What is expected ▸ Copy every row below word for word, leaving the pictures out of your answer.

──────── Records provided

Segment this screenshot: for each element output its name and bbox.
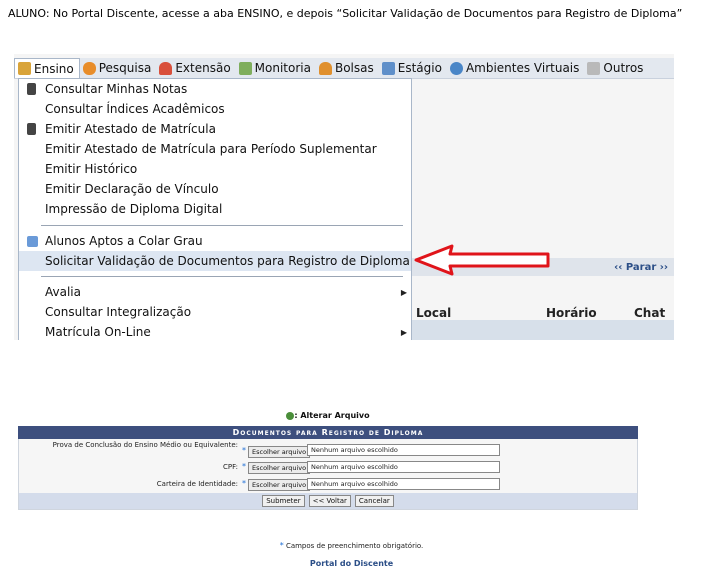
file-name-field: Nenhum arquivo escolhido [307,461,500,473]
document-icon [27,83,36,95]
dropdown-item-label: Matrícula On-Line [45,325,151,339]
dropdown-item-label: Consultar Índices Acadêmicos [45,102,225,116]
dropdown-item-label: Alunos Aptos a Colar Grau [45,234,203,248]
form-title: : Alterar Arquivo [18,406,638,426]
required-star: * [279,541,284,550]
dropdown-item-indices[interactable]: Consultar Índices Acadêmicos [19,99,411,119]
upload-label: Prova de Conclusão do Ensino Médio ou Eq… [52,441,238,449]
submenu-arrow-icon: ▶ [400,327,407,337]
choose-file-button[interactable]: Escolher arquivo [248,479,311,491]
required-note-text: Campos de preenchimento obrigatório. [285,542,424,550]
dropdown-item-label: Emitir Histórico [45,162,138,176]
document-icon [27,123,36,135]
globe-icon [449,61,463,75]
dropdown-item-label: Solicitar Validação de Documentos para R… [45,254,410,268]
file-name-field: Nenhum arquivo escolhido [307,478,500,490]
menu-pesquisa-label: Pesquisa [98,61,152,75]
dropdown-item-aptos-colar-grau[interactable]: Alunos Aptos a Colar Grau [19,231,411,251]
menu-pesquisa[interactable]: Pesquisa [80,58,157,78]
main-menu-bar: Ensino Pesquisa Extensão Monitoria Bolsa… [14,58,674,79]
menu-ensino-label: Ensino [34,61,74,76]
submit-button[interactable]: Submeter [262,495,305,507]
menu-bolsas[interactable]: Bolsas [316,58,379,78]
menu-outros[interactable]: Outros [584,58,648,78]
portal-discente-link[interactable]: Portal do Discente [0,559,703,568]
instruction-text: ALUNO: No Portal Discente, acesse a aba … [8,7,683,20]
back-button[interactable]: << Voltar [308,495,351,507]
heart-icon [159,61,173,75]
calendar-icon [381,61,395,75]
stack-icon [587,61,601,75]
menu-outros-label: Outros [603,61,644,75]
upload-label: Carteira de Identidade: [156,480,238,488]
monitor-icon [238,61,252,75]
required-fields-note: * Campos de preenchimento obrigatório. [0,541,703,550]
submenu-arrow-icon: ▶ [400,287,407,297]
dropdown-item-label: Consultar Integralização [45,305,192,319]
list-icon [27,235,38,247]
menu-extensao-label: Extensão [175,61,231,75]
menu-ensino[interactable]: Ensino [14,58,80,78]
required-star: * [242,446,246,455]
menu-monitoria[interactable]: Monitoria [236,58,316,78]
menu-ambientes-virtuais-label: Ambientes Virtuais [465,61,580,75]
form-body: Prova de Conclusão do Ensino Médio ou Eq… [18,439,638,510]
upload-row-ensino-medio: Prova de Conclusão do Ensino Médio ou Eq… [19,439,637,459]
menu-monitoria-label: Monitoria [254,61,311,75]
books-icon [18,62,31,75]
dropdown-item-matricula-online[interactable]: Matrícula On-Line ▶ [19,322,411,340]
upload-row-identidade: Carteira de Identidade: * Escolher arqui… [19,476,637,493]
background-page: ‹‹ Parar ›› [409,80,674,340]
dropdown-item-historico[interactable]: Emitir Histórico [19,159,411,179]
portal-menu-screenshot: Ensino Pesquisa Extensão Monitoria Bolsa… [14,54,674,340]
form-actions: Submeter << Voltar Cancelar [19,493,637,509]
menu-extensao[interactable]: Extensão [156,58,235,78]
file-name-field: Nenhum arquivo escolhido [307,444,500,456]
choose-file-button[interactable]: Escolher arquivo [248,446,311,458]
form-title-text: : Alterar Arquivo [294,411,370,420]
upload-label: CPF: [223,463,238,471]
person-icon [318,61,332,75]
choose-file-button[interactable]: Escolher arquivo [248,462,311,474]
menu-estagio[interactable]: Estágio [379,58,447,78]
dropdown-item-label: Emitir Declaração de Vínculo [45,182,219,196]
column-horario: Horário [546,306,597,320]
dropdown-item-integralizacao[interactable]: Consultar Integralização [19,302,411,322]
ensino-dropdown: Consultar Minhas Notas Consultar Índices… [18,78,412,340]
menu-estagio-label: Estágio [397,61,442,75]
red-arrow-icon [414,244,550,276]
required-star: * [242,462,246,471]
dropdown-item-label: Avalia [45,285,81,299]
table-header-strip [409,320,674,340]
parar-link[interactable]: ‹‹ Parar ›› [614,262,668,273]
dropdown-divider [41,276,403,277]
dropdown-item-consultar-notas[interactable]: Consultar Minhas Notas [19,79,411,99]
form-header: Documentos para Registro de Diploma [18,426,638,439]
column-local: Local [416,306,452,320]
cancel-button[interactable]: Cancelar [354,495,394,507]
flask-icon [82,61,96,75]
document-upload-form: : Alterar Arquivo Documentos para Regist… [18,406,638,510]
dropdown-item-diploma-digital[interactable]: Impressão de Diploma Digital [19,199,411,219]
dropdown-item-label: Impressão de Diploma Digital [45,202,223,216]
dropdown-item-label: Consultar Minhas Notas [45,82,188,96]
dropdown-divider [41,225,403,226]
dropdown-item-label: Emitir Atestado de Matrícula [45,122,216,136]
dropdown-item-label: Emitir Atestado de Matrícula para Períod… [45,142,377,156]
dropdown-item-declaracao[interactable]: Emitir Declaração de Vínculo [19,179,411,199]
menu-ambientes-virtuais[interactable]: Ambientes Virtuais [447,58,584,78]
dropdown-item-solicitar-validacao[interactable]: Solicitar Validação de Documentos para R… [19,251,411,271]
upload-row-cpf: CPF: * Escolher arquivo Nenhum arquivo e… [19,459,637,476]
dropdown-item-avalia[interactable]: Avalia ▶ [19,282,411,302]
dropdown-item-atestado-suplementar[interactable]: Emitir Atestado de Matrícula para Períod… [19,139,411,159]
column-chat: Chat [634,306,666,320]
required-star: * [242,479,246,488]
dropdown-item-atestado[interactable]: Emitir Atestado de Matrícula [19,119,411,139]
menu-bolsas-label: Bolsas [334,61,374,75]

────────────────

Reply to the task ▸
Segment this screenshot: for each element output its name and bbox.
file-name-field: Nenhum arquivo escolhido [307,461,500,473]
document-icon [27,83,36,95]
dropdown-item-label: Matrícula On-Line [45,325,151,339]
dropdown-item-label: Consultar Índices Acadêmicos [45,102,225,116]
dropdown-item-label: Alunos Aptos a Colar Grau [45,234,203,248]
form-title: : Alterar Arquivo [18,406,638,426]
required-star: * [279,541,284,550]
dropdown-item-indices[interactable]: Consultar Índices Acadêmicos [19,99,411,119]
upload-label: Prova de Conclusão do Ensino Médio ou Eq… [52,441,238,449]
submenu-arrow-icon: ▶ [400,327,407,337]
choose-file-button[interactable]: Escolher arquivo [248,479,311,491]
required-note-text: Campos de preenchimento obrigatório. [285,542,424,550]
dropdown-item-label: Emitir Histórico [45,162,138,176]
document-icon [27,123,36,135]
globe-icon [449,61,463,75]
dropdown-item-label: Solicitar Validação de Documentos para R… [45,254,410,268]
file-name-field: Nenhum arquivo escolhido [307,478,500,490]
menu-pesquisa-label: Pesquisa [98,61,152,75]
dropdown-item-aptos-colar-grau[interactable]: Alunos Aptos a Colar Grau [19,231,411,251]
menu-pesquisa[interactable]: Pesquisa [80,58,157,78]
main-menu-bar: Ensino Pesquisa Extensão Monitoria Bolsa… [14,58,674,79]
menu-ensino-label: Ensino [34,61,74,76]
submit-button[interactable]: Submeter [262,495,305,507]
menu-bolsas[interactable]: Bolsas [316,58,379,78]
menu-outros[interactable]: Outros [584,58,648,78]
portal-discente-link[interactable]: Portal do Discente [0,559,703,568]
instruction-text: ALUNO: No Portal Discente, acesse a aba … [8,7,683,20]
back-button[interactable]: << Voltar [308,495,351,507]
heart-icon [159,61,173,75]
calendar-icon [381,61,395,75]
stack-icon [587,61,601,75]
menu-outros-label: Outros [603,61,644,75]
upload-label: Carteira de Identidade: [156,480,238,488]
monitor-icon [238,61,252,75]
required-fields-note: * Campos de preenchimento obrigatório. [0,541,703,550]
submenu-arrow-icon: ▶ [400,287,407,297]
dropdown-item-label: Consultar Integralização [45,305,192,319]
list-icon [27,235,38,247]
menu-extensao-label: Extensão [175,61,231,75]
menu-ensino[interactable]: Ensino [14,58,80,78]
required-star: * [242,446,246,455]
menu-monitoria[interactable]: Monitoria [236,58,316,78]
menu-ambientes-virtuais-label: Ambientes Virtuais [465,61,580,75]
form-body: Prova de Conclusão do Ensino Médio ou Eq… [18,439,638,510]
upload-row-ensino-medio: Prova de Conclusão do Ensino Médio ou Eq… [19,439,637,459]
menu-monitoria-label: Monitoria [254,61,311,75]
books-icon [18,62,31,75]
dropdown-item-matricula-online[interactable]: Matrícula On-Line ▶ [19,322,411,340]
upload-row-identidade: Carteira de Identidade: * Escolher arqui… [19,476,637,493]
background-page: ‹‹ Parar ›› [409,80,674,340]
dropdown-item-historico[interactable]: Emitir Histórico [19,159,411,179]
portal-menu-screenshot: Ensino Pesquisa Extensão Monitoria Bolsa… [14,54,674,340]
form-actions: Submeter << Voltar Cancelar [19,493,637,509]
menu-extensao[interactable]: Extensão [156,58,235,78]
file-name-field: Nenhum arquivo escolhido [307,444,500,456]
choose-file-button[interactable]: Escolher arquivo [248,446,311,458]
form-title-text: : Alterar Arquivo [294,411,370,420]
upload-label: CPF: [223,463,238,471]
person-icon [318,61,332,75]
choose-file-button[interactable]: Escolher arquivo [248,462,311,474]
menu-estagio[interactable]: Estágio [379,58,447,78]
dropdown-item-label: Emitir Declaração de Vínculo [45,182,219,196]
column-horario: Horário [546,306,597,320]
dropdown-item-integralizacao[interactable]: Consultar Integralização [19,302,411,322]
ensino-dropdown: Consultar Minhas Notas Consultar Índices… [18,78,412,340]
menu-estagio-label: Estágio [397,61,442,75]
red-arrow-icon [414,244,550,276]
required-star: * [242,462,246,471]
dropdown-item-label: Avalia [45,285,81,299]
table-header-strip [409,320,674,340]
parar-link[interactable]: ‹‹ Parar ›› [614,262,668,273]
dropdown-divider [41,276,403,277]
dropdown-item-consultar-notas[interactable]: Consultar Minhas Notas [19,79,411,99]
form-header: Documentos para Registro de Diploma [18,426,638,439]
column-local: Local [416,306,452,320]
cancel-button[interactable]: Cancelar [354,495,394,507]
flask-icon [82,61,96,75]
document-upload-form: : Alterar Arquivo Documentos para Regist… [18,406,638,510]
dropdown-item-diploma-digital[interactable]: Impressão de Diploma Digital [19,199,411,219]
dropdown-item-label: Impressão de Diploma Digital [45,202,223,216]
dropdown-item-label: Consultar Minhas Notas [45,82,188,96]
dropdown-divider [41,225,403,226]
dropdown-item-label: Emitir Atestado de Matrícula [45,122,216,136]
dropdown-item-label: Emitir Atestado de Matrícula para Períod… [45,142,377,156]
dropdown-item-declaracao[interactable]: Emitir Declaração de Vínculo [19,179,411,199]
menu-ambientes-virtuais[interactable]: Ambientes Virtuais [447,58,584,78]
dropdown-item-solicitar-validacao[interactable]: Solicitar Validação de Documentos para R… [19,251,411,271]
upload-row-cpf: CPF: * Escolher arquivo Nenhum arquivo e… [19,459,637,476]
dropdown-item-avalia[interactable]: Avalia ▶ [19,282,411,302]
dropdown-item-atestado-suplementar[interactable]: Emitir Atestado de Matrícula para Períod… [19,139,411,159]
column-chat: Chat [634,306,666,320]
required-star: * [242,479,246,488]
dropdown-item-atestado[interactable]: Emitir Atestado de Matrícula [19,119,411,139]
menu-bolsas-label: Bolsas [334,61,374,75]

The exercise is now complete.